What the task asks: Reproduce the listing below exactly, minus its pictures.

[Recorded data]
━━━━━━━━━━━━━━━━
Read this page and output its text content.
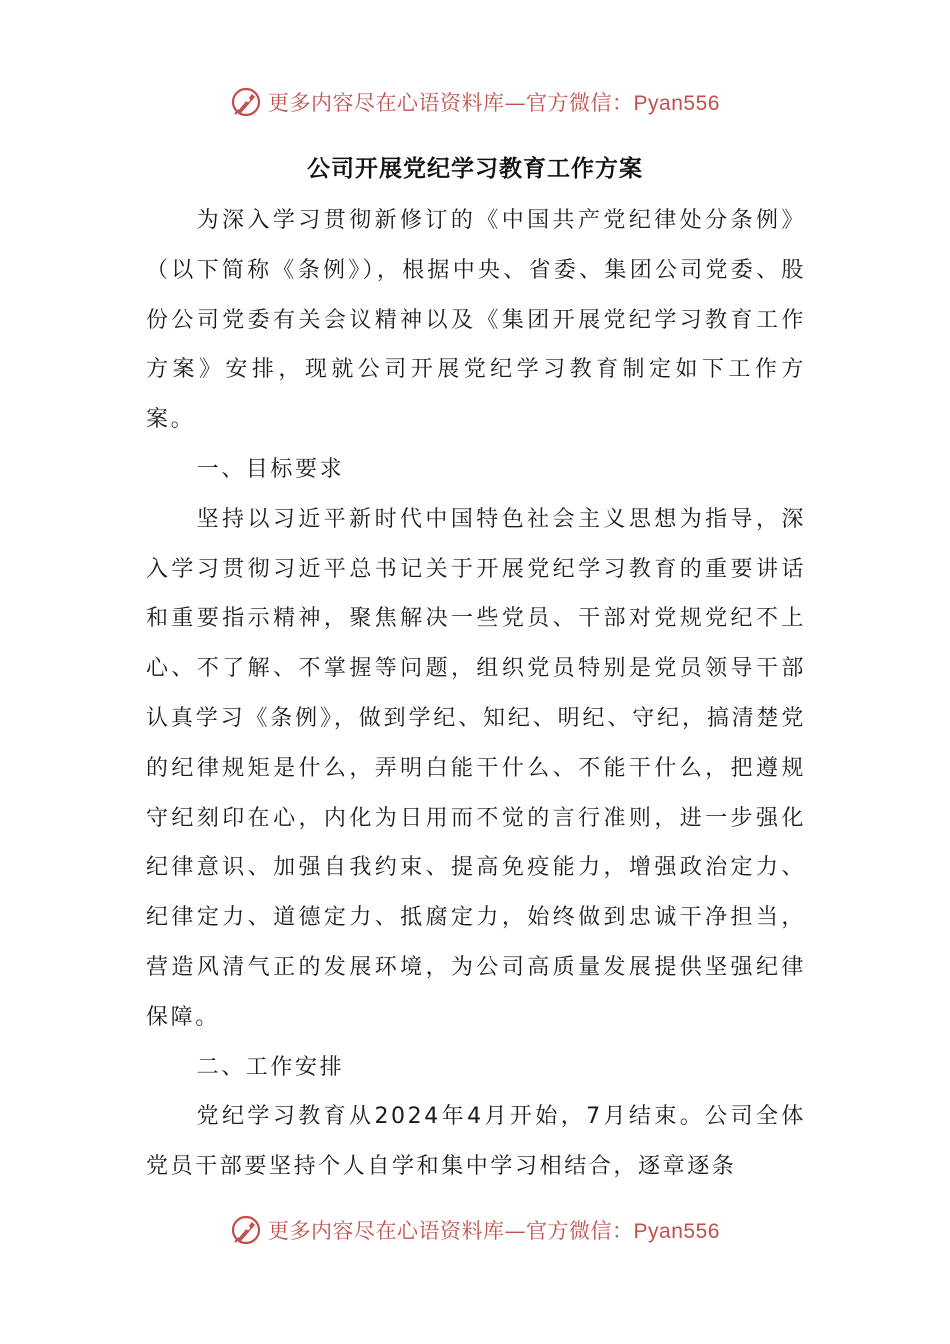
更多内容尽在心语资料库—官方微信：Pyan556
公司开展党纪学习教育工作方案

为深入学习贯彻新修订的《中国共产党纪律处分条例》（以下简称《条例》），根据中央、省委、集团公司党委、股份公司党委有关会议精神以及《集团开展党纪学习教育工作方案》安排，现就公司开展党纪学习教育制定如下工作方案。

一、目标要求

坚持以习近平新时代中国特色社会主义思想为指导，深入学习贯彻习近平总书记关于开展党纪学习教育的重要讲话和重要指示精神，聚焦解决一些党员、干部对党规党纪不上心、不了解、不掌握等问题，组织党员特别是党员领导干部认真学习《条例》，做到学纪、知纪、明纪、守纪，搞清楚党的纪律规矩是什么，弄明白能干什么、不能干什么，把遵规守纪刻印在心，内化为日用而不觉的言行准则，进一步强化纪律意识、加强自我约束、提高免疫能力，增强政治定力、纪律定力、道德定力、抵腐定力，始终做到忠诚干净担当，营造风清气正的发展环境，为公司高质量发展提供坚强纪律保障。

二、工作安排

党纪学习教育从2024年4月开始，7月结束。公司全体党员干部要坚持个人自学和集中学习相结合，逐章逐条

更多内容尽在心语资料库—官方微信：Pyan556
━━━━━━━━━━━━━━━━
Finished answer:
Read this page and output its text content.
更多内容尽在心语资料库—官方微信：Pyan556
公司开展党纪学习教育工作方案

为深入学习贯彻新修订的《中国共产党纪律处分条例》（以下简称《条例》），根据中央、省委、集团公司党委、股份公司党委有关会议精神以及《集团开展党纪学习教育工作方案》安排，现就公司开展党纪学习教育制定如下工作方案。

一、目标要求

坚持以习近平新时代中国特色社会主义思想为指导，深入学习贯彻习近平总书记关于开展党纪学习教育的重要讲话和重要指示精神，聚焦解决一些党员、干部对党规党纪不上心、不了解、不掌握等问题，组织党员特别是党员领导干部认真学习《条例》，做到学纪、知纪、明纪、守纪，搞清楚党的纪律规矩是什么，弄明白能干什么、不能干什么，把遵规守纪刻印在心，内化为日用而不觉的言行准则，进一步强化纪律意识、加强自我约束、提高免疫能力，增强政治定力、纪律定力、道德定力、抵腐定力，始终做到忠诚干净担当，营造风清气正的发展环境，为公司高质量发展提供坚强纪律保障。

二、工作安排

党纪学习教育从2024年4月开始，7月结束。公司全体党员干部要坚持个人自学和集中学习相结合，逐章逐条

更多内容尽在心语资料库—官方微信：Pyan556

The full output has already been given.